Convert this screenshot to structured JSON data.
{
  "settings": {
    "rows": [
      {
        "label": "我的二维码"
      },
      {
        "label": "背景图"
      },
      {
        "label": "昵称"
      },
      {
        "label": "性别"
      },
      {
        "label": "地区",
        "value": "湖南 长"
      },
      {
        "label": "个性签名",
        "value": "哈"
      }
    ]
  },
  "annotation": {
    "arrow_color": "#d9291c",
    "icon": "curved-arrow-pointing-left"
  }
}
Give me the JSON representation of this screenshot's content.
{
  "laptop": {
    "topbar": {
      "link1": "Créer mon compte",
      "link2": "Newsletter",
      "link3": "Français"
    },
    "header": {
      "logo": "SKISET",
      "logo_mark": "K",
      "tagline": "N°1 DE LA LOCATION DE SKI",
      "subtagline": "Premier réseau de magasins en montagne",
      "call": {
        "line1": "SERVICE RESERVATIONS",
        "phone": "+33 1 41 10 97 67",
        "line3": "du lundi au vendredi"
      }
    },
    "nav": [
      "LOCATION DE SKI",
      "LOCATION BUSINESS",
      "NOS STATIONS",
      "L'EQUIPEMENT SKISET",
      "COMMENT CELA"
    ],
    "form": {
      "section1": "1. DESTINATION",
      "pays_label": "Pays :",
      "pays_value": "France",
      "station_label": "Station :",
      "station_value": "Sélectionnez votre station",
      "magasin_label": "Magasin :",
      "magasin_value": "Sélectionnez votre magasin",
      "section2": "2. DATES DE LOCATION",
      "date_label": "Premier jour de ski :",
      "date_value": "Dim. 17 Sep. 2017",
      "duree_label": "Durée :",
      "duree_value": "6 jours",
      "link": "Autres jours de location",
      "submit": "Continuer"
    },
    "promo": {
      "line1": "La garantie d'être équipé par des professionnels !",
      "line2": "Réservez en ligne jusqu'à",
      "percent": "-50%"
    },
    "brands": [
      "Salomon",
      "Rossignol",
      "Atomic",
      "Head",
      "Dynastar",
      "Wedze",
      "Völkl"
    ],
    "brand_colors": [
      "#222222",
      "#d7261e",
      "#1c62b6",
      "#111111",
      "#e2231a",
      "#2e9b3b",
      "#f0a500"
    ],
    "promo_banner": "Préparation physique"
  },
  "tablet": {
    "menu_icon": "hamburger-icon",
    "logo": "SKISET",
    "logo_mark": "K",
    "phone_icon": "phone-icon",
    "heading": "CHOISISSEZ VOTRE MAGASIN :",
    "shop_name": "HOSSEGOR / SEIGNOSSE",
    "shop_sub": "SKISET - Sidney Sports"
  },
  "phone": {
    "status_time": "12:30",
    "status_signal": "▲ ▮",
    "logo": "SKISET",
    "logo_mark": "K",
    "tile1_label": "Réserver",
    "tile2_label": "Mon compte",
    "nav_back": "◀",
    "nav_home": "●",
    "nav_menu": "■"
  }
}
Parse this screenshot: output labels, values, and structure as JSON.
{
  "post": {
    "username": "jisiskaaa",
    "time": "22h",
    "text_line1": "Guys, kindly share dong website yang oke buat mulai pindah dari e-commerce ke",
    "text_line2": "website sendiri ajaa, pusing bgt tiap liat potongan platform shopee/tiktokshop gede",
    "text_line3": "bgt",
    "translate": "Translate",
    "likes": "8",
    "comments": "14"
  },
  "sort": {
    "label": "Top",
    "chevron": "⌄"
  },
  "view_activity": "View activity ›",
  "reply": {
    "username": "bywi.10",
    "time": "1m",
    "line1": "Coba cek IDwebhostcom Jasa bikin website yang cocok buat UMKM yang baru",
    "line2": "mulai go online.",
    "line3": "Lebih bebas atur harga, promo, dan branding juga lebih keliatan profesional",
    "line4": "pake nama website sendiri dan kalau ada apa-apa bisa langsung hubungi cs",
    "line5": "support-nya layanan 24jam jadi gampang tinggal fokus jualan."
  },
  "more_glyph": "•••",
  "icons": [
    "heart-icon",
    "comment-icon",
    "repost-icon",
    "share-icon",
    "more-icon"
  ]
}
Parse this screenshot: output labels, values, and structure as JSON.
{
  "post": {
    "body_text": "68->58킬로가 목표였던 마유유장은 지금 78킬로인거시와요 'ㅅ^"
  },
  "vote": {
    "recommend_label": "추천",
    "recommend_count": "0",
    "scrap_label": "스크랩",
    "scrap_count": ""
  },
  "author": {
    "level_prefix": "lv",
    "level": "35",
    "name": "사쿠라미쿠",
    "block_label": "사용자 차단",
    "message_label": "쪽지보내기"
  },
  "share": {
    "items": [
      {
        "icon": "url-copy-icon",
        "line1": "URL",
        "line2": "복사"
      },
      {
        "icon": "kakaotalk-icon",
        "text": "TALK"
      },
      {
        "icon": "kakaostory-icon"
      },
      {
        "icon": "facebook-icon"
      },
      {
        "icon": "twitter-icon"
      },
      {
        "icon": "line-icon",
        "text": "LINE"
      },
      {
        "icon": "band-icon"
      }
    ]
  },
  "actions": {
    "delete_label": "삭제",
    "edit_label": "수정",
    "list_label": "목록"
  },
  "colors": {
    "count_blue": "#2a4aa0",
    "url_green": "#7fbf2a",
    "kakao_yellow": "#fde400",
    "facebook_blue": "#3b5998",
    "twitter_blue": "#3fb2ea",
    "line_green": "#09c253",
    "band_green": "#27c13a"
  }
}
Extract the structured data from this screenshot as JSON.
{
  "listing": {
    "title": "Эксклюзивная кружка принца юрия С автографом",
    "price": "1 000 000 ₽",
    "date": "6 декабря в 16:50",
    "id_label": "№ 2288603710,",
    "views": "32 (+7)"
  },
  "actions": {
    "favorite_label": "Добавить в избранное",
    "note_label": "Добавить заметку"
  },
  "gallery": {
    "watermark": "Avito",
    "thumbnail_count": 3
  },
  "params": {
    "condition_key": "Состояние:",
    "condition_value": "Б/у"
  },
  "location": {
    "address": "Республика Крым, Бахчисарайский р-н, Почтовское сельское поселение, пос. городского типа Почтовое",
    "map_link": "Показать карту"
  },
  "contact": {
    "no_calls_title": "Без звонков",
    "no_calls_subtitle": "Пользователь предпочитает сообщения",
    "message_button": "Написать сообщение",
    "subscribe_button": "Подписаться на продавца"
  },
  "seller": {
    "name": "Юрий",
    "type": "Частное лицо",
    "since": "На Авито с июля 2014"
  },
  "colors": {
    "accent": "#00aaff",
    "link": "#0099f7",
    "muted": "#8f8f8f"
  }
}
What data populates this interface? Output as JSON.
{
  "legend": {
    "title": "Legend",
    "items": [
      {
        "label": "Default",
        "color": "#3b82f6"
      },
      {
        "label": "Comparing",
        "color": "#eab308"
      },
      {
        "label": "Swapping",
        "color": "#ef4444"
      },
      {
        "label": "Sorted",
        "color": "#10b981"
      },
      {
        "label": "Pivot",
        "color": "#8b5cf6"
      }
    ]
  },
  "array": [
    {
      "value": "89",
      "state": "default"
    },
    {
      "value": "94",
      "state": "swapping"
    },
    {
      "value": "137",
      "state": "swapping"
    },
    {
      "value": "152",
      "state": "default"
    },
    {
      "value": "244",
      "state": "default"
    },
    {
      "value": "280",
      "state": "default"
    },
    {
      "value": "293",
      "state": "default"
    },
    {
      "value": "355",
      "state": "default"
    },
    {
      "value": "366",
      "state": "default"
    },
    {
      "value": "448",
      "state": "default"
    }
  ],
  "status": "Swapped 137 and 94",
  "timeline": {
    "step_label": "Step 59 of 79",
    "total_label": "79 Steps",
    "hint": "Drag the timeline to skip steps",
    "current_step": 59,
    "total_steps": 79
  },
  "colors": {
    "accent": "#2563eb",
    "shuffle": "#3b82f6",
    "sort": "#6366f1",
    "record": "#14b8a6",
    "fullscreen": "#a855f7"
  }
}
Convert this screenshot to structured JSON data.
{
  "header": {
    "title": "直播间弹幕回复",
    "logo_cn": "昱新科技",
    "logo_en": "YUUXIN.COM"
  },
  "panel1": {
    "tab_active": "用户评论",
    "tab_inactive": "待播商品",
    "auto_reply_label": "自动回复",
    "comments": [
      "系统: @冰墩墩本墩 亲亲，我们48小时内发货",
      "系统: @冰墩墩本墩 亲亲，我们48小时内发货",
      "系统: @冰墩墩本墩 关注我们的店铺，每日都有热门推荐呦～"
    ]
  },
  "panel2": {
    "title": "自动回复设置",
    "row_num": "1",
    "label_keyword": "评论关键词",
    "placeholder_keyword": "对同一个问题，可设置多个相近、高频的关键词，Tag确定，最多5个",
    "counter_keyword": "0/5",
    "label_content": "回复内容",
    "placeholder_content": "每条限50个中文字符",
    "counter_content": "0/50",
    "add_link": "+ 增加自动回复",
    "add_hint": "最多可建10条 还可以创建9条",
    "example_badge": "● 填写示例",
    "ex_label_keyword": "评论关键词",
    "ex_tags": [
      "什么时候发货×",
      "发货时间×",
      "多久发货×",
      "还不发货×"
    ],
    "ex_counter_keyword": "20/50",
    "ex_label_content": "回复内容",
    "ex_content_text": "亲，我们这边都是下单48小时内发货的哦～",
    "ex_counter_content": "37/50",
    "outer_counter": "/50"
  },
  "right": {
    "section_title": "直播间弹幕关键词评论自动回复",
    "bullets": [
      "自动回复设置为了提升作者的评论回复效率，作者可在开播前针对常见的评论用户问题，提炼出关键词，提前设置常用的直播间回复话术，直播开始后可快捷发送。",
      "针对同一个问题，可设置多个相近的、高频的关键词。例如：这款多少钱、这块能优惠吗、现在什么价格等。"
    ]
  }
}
• • • • •
WORK TO DO
Which lines of the data include "JSON"? Copy each of them.

THE RESULT
Convert this screenshot to structured JSON data.
Give me the JSON representation of this screenshot's content.
Parse this screenshot: output labels, values, and structure as JSON.
Parse this screenshot: output labels, values, and structure as JSON.
Extract the structured data from this screenshot as JSON.
What data populates this interface? Output as JSON.
Convert this screenshot to structured JSON data.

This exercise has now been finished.